━━━━━ TEKS YANG DIBERIKAN ━━━━━
Gender juga diperhatikan dalam pendidikan para orang-orang
Persia, kaum perempuan tidak diperbolehkan mengikuti sekolah formal seperti
yang dilakukan lelaki, perempuan hanya diberikan pendidikan mengenai
kerumahtanggaan dirumah-rumah mereka. Tidak seperti kaum lelaki yang
pendidikannya dapat diikuti di istana-istana maupun di rumah-rumah bangsawan.
Namun, pendidikan yang terpenting diawali dengan pendidikan keluarga untuk
semua golongan masyarakat. Pendidikan keluarga tersebut dimulai sejak masih
bayi sampai dengan umur 7 tahun, untuk anak lelaki mendapatkan pelajaran oleh
ibunya tanpa diketahui oleh ayahnya. Terdapat hubungan antara pendidikan
keluarga dengan pendidikan yang diselenggarakan oleh negara.
1.2. Tujuan Pendidikan
Orang Persia
menganggap bahwa tujuan dari pendidikan adalah pembentukan serdadu yang kuat,
dari pada pendidikan budi pekerti dan pendeta. Rasa nasionalis telah membentuk
orang Persia untuk selalu memberikan pendidikan fisik dan militer kepada setiap
anak laki-lakinya agar mempunyai badan yang kuat dan skill perang sehingga
mampu menjaga keamanan Negara, selain itu adanya harapan untuk memiliki hak
materi. Itulah wujud dari tujuan pendidikan Persia kuno.
A.3. Jenis-Jenis
Pendidikan
Dalam masyarakat Persia diketahui ada tiga strata. Tingkatan yang paling utama adalah para
Bangsawan/Aristokrat, dibawahnya ada Pendeta dan yang paling bawah adalah
para kaum pekerja. Masing- masing strata ini memiliki perbedaan dalam
pembagia pendidikan.
━━━━━ CUPLIKAN DATA ━━━━━
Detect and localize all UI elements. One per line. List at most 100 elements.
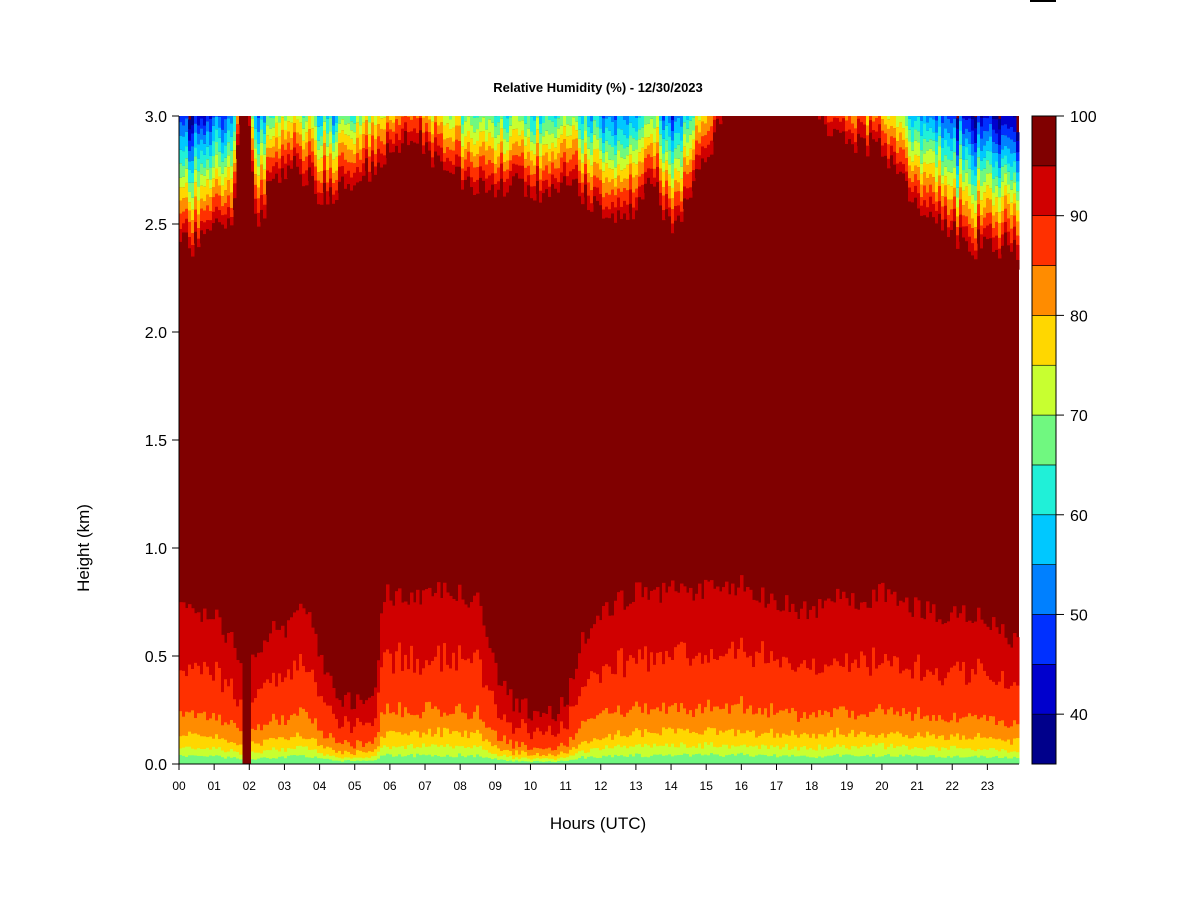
━━━━━
_SASARAN TUGAS 1_. Menurut teks yang diberikan, sampai umur berapa pendidikan keluarga di Persia berlangsung?
_SASARAN TUGAS 2_. Sebutkan semua strata masyarakat Persia yang disebut dalam teks yang diberikan, dari yang paling utama sampai yang paling bawah.
_SASARAN TUGAS 3_. Tuliskan ulang paragraf dalam teks yang diberikan yang diawali dengan "Gender juga diperhatikan" dalam bentuk daftar poin, dengan tetap mempertahankan fakta-fakta utamanya.

_HASIL AKHIR 1_. Pendidikan keluarga berlangsung sejak masih bayi sampai dengan umur 7 tahun.

_HASIL AKHIR 2_.
1. Bangsawan/Aristokrat
2. Pendeta
3. Kaum pekerja

_HASIL AKHIR 3_.
- Perempuan Persia tidak boleh mengikuti sekolah formal seperti lelaki. Mereka hanya mendapat pendidikan kerumahtanggaan di rumah.
- Lelaki dapat menempuh pendidikan di istana maupun di rumah bangsawan.
- Bagi semua golongan masyarakat, pendidikan terpenting diawali dengan pendidikan keluarga.
- Pendidikan keluarga berlangsung sejak bayi sampai umur 7 tahun. Anak lelaki mendapat pelajaran dari ibunya tanpa diketahui ayahnya.
- Pendidikan keluarga berhubungan dengan pendidikan yang diselenggarakan oleh negara.